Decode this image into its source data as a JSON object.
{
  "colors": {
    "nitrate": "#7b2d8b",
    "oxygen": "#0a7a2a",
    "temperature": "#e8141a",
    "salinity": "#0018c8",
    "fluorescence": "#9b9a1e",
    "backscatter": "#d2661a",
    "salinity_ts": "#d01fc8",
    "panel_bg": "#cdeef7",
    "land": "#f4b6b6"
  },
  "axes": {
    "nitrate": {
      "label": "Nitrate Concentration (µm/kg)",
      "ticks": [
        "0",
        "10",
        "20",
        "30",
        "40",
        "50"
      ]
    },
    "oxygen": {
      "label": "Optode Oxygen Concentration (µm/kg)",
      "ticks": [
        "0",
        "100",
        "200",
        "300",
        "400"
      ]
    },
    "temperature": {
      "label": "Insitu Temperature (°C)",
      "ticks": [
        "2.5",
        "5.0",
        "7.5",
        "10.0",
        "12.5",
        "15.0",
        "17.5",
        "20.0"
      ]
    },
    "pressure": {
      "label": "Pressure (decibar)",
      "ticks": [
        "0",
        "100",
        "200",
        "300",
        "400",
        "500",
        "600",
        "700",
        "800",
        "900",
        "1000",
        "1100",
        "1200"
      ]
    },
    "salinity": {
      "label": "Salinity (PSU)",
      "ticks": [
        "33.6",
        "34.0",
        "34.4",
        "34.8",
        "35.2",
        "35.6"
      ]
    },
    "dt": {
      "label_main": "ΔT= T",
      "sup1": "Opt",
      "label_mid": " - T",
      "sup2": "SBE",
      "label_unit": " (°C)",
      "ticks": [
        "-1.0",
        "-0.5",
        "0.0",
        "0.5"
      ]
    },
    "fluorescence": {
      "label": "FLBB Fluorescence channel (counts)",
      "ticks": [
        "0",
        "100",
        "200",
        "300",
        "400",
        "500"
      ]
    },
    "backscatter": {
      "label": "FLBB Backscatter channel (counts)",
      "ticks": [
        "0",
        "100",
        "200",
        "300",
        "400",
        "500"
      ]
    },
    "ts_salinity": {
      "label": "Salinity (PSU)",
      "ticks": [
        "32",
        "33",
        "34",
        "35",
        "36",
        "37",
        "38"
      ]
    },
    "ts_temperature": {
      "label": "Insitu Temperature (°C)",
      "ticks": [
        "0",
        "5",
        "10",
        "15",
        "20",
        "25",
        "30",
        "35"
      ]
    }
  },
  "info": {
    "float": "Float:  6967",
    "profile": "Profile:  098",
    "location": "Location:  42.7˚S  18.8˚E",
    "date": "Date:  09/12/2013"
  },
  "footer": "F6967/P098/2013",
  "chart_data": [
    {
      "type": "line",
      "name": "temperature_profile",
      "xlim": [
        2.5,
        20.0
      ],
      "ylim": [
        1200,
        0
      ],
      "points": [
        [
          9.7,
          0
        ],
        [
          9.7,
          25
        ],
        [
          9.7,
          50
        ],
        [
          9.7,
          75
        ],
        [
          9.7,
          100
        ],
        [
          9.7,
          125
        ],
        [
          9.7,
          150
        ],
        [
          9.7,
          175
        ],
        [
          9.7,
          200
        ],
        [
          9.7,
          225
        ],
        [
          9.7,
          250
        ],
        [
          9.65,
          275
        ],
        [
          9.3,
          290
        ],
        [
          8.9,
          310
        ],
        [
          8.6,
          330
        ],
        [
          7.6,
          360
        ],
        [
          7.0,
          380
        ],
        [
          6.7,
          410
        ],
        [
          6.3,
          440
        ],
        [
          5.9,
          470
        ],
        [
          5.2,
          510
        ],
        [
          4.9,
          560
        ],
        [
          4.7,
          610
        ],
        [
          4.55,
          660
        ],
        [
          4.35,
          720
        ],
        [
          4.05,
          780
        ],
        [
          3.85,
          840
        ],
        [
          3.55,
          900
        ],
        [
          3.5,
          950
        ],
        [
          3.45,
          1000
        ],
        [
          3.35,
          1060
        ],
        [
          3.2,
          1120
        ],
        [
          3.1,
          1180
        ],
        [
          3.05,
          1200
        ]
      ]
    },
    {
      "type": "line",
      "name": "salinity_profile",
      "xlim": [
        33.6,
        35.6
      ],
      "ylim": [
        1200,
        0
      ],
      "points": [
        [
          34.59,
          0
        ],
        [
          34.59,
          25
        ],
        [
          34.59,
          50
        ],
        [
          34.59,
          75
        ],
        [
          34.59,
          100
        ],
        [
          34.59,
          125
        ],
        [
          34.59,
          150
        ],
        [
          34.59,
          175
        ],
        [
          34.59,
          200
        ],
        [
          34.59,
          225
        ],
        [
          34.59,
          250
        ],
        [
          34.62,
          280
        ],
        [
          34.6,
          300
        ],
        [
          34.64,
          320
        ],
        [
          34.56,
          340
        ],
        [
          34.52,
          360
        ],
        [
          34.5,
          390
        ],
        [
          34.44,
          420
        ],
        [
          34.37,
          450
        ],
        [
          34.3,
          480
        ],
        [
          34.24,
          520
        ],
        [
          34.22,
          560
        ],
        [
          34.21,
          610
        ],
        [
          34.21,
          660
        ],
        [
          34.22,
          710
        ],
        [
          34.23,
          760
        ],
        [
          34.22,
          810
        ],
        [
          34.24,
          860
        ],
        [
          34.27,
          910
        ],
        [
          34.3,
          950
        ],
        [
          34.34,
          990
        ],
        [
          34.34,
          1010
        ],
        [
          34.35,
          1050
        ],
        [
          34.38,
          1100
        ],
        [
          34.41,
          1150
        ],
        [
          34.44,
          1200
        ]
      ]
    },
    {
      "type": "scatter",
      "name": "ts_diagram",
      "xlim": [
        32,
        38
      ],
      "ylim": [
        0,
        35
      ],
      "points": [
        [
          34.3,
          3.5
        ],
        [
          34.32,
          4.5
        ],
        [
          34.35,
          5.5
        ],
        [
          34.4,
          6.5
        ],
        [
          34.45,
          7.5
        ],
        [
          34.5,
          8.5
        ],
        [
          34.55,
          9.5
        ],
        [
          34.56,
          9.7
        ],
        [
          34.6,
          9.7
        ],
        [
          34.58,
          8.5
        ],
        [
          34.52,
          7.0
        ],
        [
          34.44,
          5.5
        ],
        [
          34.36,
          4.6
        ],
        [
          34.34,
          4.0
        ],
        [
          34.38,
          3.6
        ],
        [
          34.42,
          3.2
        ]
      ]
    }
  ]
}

» What you should do: Reproduce the data in its entirety, matching each character.

» Problem solution:
Decode this image into its source data as a JSON object.
{
  "colors": {
    "nitrate": "#7b2d8b",
    "oxygen": "#0a7a2a",
    "temperature": "#e8141a",
    "salinity": "#0018c8",
    "fluorescence": "#9b9a1e",
    "backscatter": "#d2661a",
    "salinity_ts": "#d01fc8",
    "panel_bg": "#cdeef7",
    "land": "#f4b6b6"
  },
  "axes": {
    "nitrate": {
      "label": "Nitrate Concentration (µm/kg)",
      "ticks": [
        "0",
        "10",
        "20",
        "30",
        "40",
        "50"
      ]
    },
    "oxygen": {
      "label": "Optode Oxygen Concentration (µm/kg)",
      "ticks": [
        "0",
        "100",
        "200",
        "300",
        "400"
      ]
    },
    "temperature": {
      "label": "Insitu Temperature (°C)",
      "ticks": [
        "2.5",
        "5.0",
        "7.5",
        "10.0",
        "12.5",
        "15.0",
        "17.5",
        "20.0"
      ]
    },
    "pressure": {
      "label": "Pressure (decibar)",
      "ticks": [
        "0",
        "100",
        "200",
        "300",
        "400",
        "500",
        "600",
        "700",
        "800",
        "900",
        "1000",
        "1100",
        "1200"
      ]
    },
    "salinity": {
      "label": "Salinity (PSU)",
      "ticks": [
        "33.6",
        "34.0",
        "34.4",
        "34.8",
        "35.2",
        "35.6"
      ]
    },
    "dt": {
      "label_main": "ΔT= T",
      "sup1": "Opt",
      "label_mid": " - T",
      "sup2": "SBE",
      "label_unit": " (°C)",
      "ticks": [
        "-1.0",
        "-0.5",
        "0.0",
        "0.5"
      ]
    },
    "fluorescence": {
      "label": "FLBB Fluorescence channel (counts)",
      "ticks": [
        "0",
        "100",
        "200",
        "300",
        "400",
        "500"
      ]
    },
    "backscatter": {
      "label": "FLBB Backscatter channel (counts)",
      "ticks": [
        "0",
        "100",
        "200",
        "300",
        "400",
        "500"
      ]
    },
    "ts_salinity": {
      "label": "Salinity (PSU)",
      "ticks": [
        "32",
        "33",
        "34",
        "35",
        "36",
        "37",
        "38"
      ]
    },
    "ts_temperature": {
      "label": "Insitu Temperature (°C)",
      "ticks": [
        "0",
        "5",
        "10",
        "15",
        "20",
        "25",
        "30",
        "35"
      ]
    }
  },
  "info": {
    "float": "Float:  6967",
    "profile": "Profile:  098",
    "location": "Location:  42.7˚S  18.8˚E",
    "date": "Date:  09/12/2013"
  },
  "footer": "F6967/P098/2013",
  "chart_data": [
    {
      "type": "line",
      "name": "temperature_profile",
      "xlim": [
        2.5,
        20.0
      ],
      "ylim": [
        1200,
        0
      ],
      "points": [
        [
          9.7,
          0
        ],
        [
          9.7,
          25
        ],
        [
          9.7,
          50
        ],
        [
          9.7,
          75
        ],
        [
          9.7,
          100
        ],
        [
          9.7,
          125
        ],
        [
          9.7,
          150
        ],
        [
          9.7,
          175
        ],
        [
          9.7,
          200
        ],
        [
          9.7,
          225
        ],
        [
          9.7,
          250
        ],
        [
          9.65,
          275
        ],
        [
          9.3,
          290
        ],
        [
          8.9,
          310
        ],
        [
          8.6,
          330
        ],
        [
          7.6,
          360
        ],
        [
          7.0,
          380
        ],
        [
          6.7,
          410
        ],
        [
          6.3,
          440
        ],
        [
          5.9,
          470
        ],
        [
          5.2,
          510
        ],
        [
          4.9,
          560
        ],
        [
          4.7,
          610
        ],
        [
          4.55,
          660
        ],
        [
          4.35,
          720
        ],
        [
          4.05,
          780
        ],
        [
          3.85,
          840
        ],
        [
          3.55,
          900
        ],
        [
          3.5,
          950
        ],
        [
          3.45,
          1000
        ],
        [
          3.35,
          1060
        ],
        [
          3.2,
          1120
        ],
        [
          3.1,
          1180
        ],
        [
          3.05,
          1200
        ]
      ]
    },
    {
      "type": "line",
      "name": "salinity_profile",
      "xlim": [
        33.6,
        35.6
      ],
      "ylim": [
        1200,
        0
      ],
      "points": [
        [
          34.59,
          0
        ],
        [
          34.59,
          25
        ],
        [
          34.59,
          50
        ],
        [
          34.59,
          75
        ],
        [
          34.59,
          100
        ],
        [
          34.59,
          125
        ],
        [
          34.59,
          150
        ],
        [
          34.59,
          175
        ],
        [
          34.59,
          200
        ],
        [
          34.59,
          225
        ],
        [
          34.59,
          250
        ],
        [
          34.62,
          280
        ],
        [
          34.6,
          300
        ],
        [
          34.64,
          320
        ],
        [
          34.56,
          340
        ],
        [
          34.52,
          360
        ],
        [
          34.5,
          390
        ],
        [
          34.44,
          420
        ],
        [
          34.37,
          450
        ],
        [
          34.3,
          480
        ],
        [
          34.24,
          520
        ],
        [
          34.22,
          560
        ],
        [
          34.21,
          610
        ],
        [
          34.21,
          660
        ],
        [
          34.22,
          710
        ],
        [
          34.23,
          760
        ],
        [
          34.22,
          810
        ],
        [
          34.24,
          860
        ],
        [
          34.27,
          910
        ],
        [
          34.3,
          950
        ],
        [
          34.34,
          990
        ],
        [
          34.34,
          1010
        ],
        [
          34.35,
          1050
        ],
        [
          34.38,
          1100
        ],
        [
          34.41,
          1150
        ],
        [
          34.44,
          1200
        ]
      ]
    },
    {
      "type": "scatter",
      "name": "ts_diagram",
      "xlim": [
        32,
        38
      ],
      "ylim": [
        0,
        35
      ],
      "points": [
        [
          34.3,
          3.5
        ],
        [
          34.32,
          4.5
        ],
        [
          34.35,
          5.5
        ],
        [
          34.4,
          6.5
        ],
        [
          34.45,
          7.5
        ],
        [
          34.5,
          8.5
        ],
        [
          34.55,
          9.5
        ],
        [
          34.56,
          9.7
        ],
        [
          34.6,
          9.7
        ],
        [
          34.58,
          8.5
        ],
        [
          34.52,
          7.0
        ],
        [
          34.44,
          5.5
        ],
        [
          34.36,
          4.6
        ],
        [
          34.34,
          4.0
        ],
        [
          34.38,
          3.6
        ],
        [
          34.42,
          3.2
        ]
      ]
    }
  ]
}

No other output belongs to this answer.